| EXERCISE |
Return every line below exactly as written.

Records contained in a dataset
───

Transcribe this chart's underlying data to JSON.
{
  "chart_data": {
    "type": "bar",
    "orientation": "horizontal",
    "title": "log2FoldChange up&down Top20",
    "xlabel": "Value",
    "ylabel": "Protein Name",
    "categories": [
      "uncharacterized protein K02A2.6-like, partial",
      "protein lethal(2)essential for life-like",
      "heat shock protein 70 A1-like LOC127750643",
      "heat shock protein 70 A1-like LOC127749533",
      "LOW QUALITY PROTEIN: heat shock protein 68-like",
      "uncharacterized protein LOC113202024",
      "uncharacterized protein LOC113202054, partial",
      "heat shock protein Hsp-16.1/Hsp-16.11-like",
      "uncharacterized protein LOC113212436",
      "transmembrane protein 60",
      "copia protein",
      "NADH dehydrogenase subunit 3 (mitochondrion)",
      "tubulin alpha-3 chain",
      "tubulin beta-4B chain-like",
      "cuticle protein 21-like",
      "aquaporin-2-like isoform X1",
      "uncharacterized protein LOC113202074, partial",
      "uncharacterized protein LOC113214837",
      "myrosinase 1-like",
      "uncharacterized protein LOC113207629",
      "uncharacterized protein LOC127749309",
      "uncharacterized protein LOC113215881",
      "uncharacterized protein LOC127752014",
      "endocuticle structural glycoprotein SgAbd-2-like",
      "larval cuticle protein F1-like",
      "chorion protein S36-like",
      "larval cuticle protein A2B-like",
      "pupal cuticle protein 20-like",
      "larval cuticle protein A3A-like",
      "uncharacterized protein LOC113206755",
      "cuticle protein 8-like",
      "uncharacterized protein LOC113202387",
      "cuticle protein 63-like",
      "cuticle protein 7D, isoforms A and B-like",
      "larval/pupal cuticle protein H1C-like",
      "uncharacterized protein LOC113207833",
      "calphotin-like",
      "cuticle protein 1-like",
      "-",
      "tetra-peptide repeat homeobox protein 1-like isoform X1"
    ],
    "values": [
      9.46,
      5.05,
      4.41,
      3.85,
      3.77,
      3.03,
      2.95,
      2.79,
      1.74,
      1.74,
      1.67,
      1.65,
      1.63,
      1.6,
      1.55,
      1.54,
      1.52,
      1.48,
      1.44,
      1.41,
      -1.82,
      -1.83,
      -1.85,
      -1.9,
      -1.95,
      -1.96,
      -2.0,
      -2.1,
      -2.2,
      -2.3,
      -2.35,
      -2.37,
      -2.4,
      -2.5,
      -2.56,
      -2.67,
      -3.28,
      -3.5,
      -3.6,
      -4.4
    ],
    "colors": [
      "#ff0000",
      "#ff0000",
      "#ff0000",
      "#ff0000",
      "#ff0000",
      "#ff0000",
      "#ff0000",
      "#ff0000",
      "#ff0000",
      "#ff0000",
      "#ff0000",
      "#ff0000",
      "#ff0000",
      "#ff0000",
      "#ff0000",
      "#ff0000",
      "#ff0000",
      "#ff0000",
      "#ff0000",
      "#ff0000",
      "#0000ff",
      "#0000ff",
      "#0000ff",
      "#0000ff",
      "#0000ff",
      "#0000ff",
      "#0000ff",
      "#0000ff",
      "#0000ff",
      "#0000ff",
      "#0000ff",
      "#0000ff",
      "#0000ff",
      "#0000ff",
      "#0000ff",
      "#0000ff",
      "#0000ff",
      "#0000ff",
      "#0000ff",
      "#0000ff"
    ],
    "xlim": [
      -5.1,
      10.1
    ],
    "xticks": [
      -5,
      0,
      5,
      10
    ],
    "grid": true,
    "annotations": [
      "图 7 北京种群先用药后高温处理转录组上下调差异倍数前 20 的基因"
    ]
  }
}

───

| SOLVED EXERCISE |
Transcribe this chart's underlying data to JSON.
{
  "chart_data": {
    "type": "bar",
    "orientation": "horizontal",
    "title": "log2FoldChange up&down Top20",
    "xlabel": "Value",
    "ylabel": "Protein Name",
    "categories": [
      "uncharacterized protein K02A2.6-like, partial",
      "protein lethal(2)essential for life-like",
      "heat shock protein 70 A1-like LOC127750643",
      "heat shock protein 70 A1-like LOC127749533",
      "LOW QUALITY PROTEIN: heat shock protein 68-like",
      "uncharacterized protein LOC113202024",
      "uncharacterized protein LOC113202054, partial",
      "heat shock protein Hsp-16.1/Hsp-16.11-like",
      "uncharacterized protein LOC113212436",
      "transmembrane protein 60",
      "copia protein",
      "NADH dehydrogenase subunit 3 (mitochondrion)",
      "tubulin alpha-3 chain",
      "tubulin beta-4B chain-like",
      "cuticle protein 21-like",
      "aquaporin-2-like isoform X1",
      "uncharacterized protein LOC113202074, partial",
      "uncharacterized protein LOC113214837",
      "myrosinase 1-like",
      "uncharacterized protein LOC113207629",
      "uncharacterized protein LOC127749309",
      "uncharacterized protein LOC113215881",
      "uncharacterized protein LOC127752014",
      "endocuticle structural glycoprotein SgAbd-2-like",
      "larval cuticle protein F1-like",
      "chorion protein S36-like",
      "larval cuticle protein A2B-like",
      "pupal cuticle protein 20-like",
      "larval cuticle protein A3A-like",
      "uncharacterized protein LOC113206755",
      "cuticle protein 8-like",
      "uncharacterized protein LOC113202387",
      "cuticle protein 63-like",
      "cuticle protein 7D, isoforms A and B-like",
      "larval/pupal cuticle protein H1C-like",
      "uncharacterized protein LOC113207833",
      "calphotin-like",
      "cuticle protein 1-like",
      "-",
      "tetra-peptide repeat homeobox protein 1-like isoform X1"
    ],
    "values": [
      9.46,
      5.05,
      4.41,
      3.85,
      3.77,
      3.03,
      2.95,
      2.79,
      1.74,
      1.74,
      1.67,
      1.65,
      1.63,
      1.6,
      1.55,
      1.54,
      1.52,
      1.48,
      1.44,
      1.41,
      -1.82,
      -1.83,
      -1.85,
      -1.9,
      -1.95,
      -1.96,
      -2.0,
      -2.1,
      -2.2,
      -2.3,
      -2.35,
      -2.37,
      -2.4,
      -2.5,
      -2.56,
      -2.67,
      -3.28,
      -3.5,
      -3.6,
      -4.4
    ],
    "colors": [
      "#ff0000",
      "#ff0000",
      "#ff0000",
      "#ff0000",
      "#ff0000",
      "#ff0000",
      "#ff0000",
      "#ff0000",
      "#ff0000",
      "#ff0000",
      "#ff0000",
      "#ff0000",
      "#ff0000",
      "#ff0000",
      "#ff0000",
      "#ff0000",
      "#ff0000",
      "#ff0000",
      "#ff0000",
      "#ff0000",
      "#0000ff",
      "#0000ff",
      "#0000ff",
      "#0000ff",
      "#0000ff",
      "#0000ff",
      "#0000ff",
      "#0000ff",
      "#0000ff",
      "#0000ff",
      "#0000ff",
      "#0000ff",
      "#0000ff",
      "#0000ff",
      "#0000ff",
      "#0000ff",
      "#0000ff",
      "#0000ff",
      "#0000ff",
      "#0000ff"
    ],
    "xlim": [
      -5.1,
      10.1
    ],
    "xticks": [
      -5,
      0,
      5,
      10
    ],
    "grid": true,
    "annotations": [
      "图 7 北京种群先用药后高温处理转录组上下调差异倍数前 20 的基因"
    ]
  }
}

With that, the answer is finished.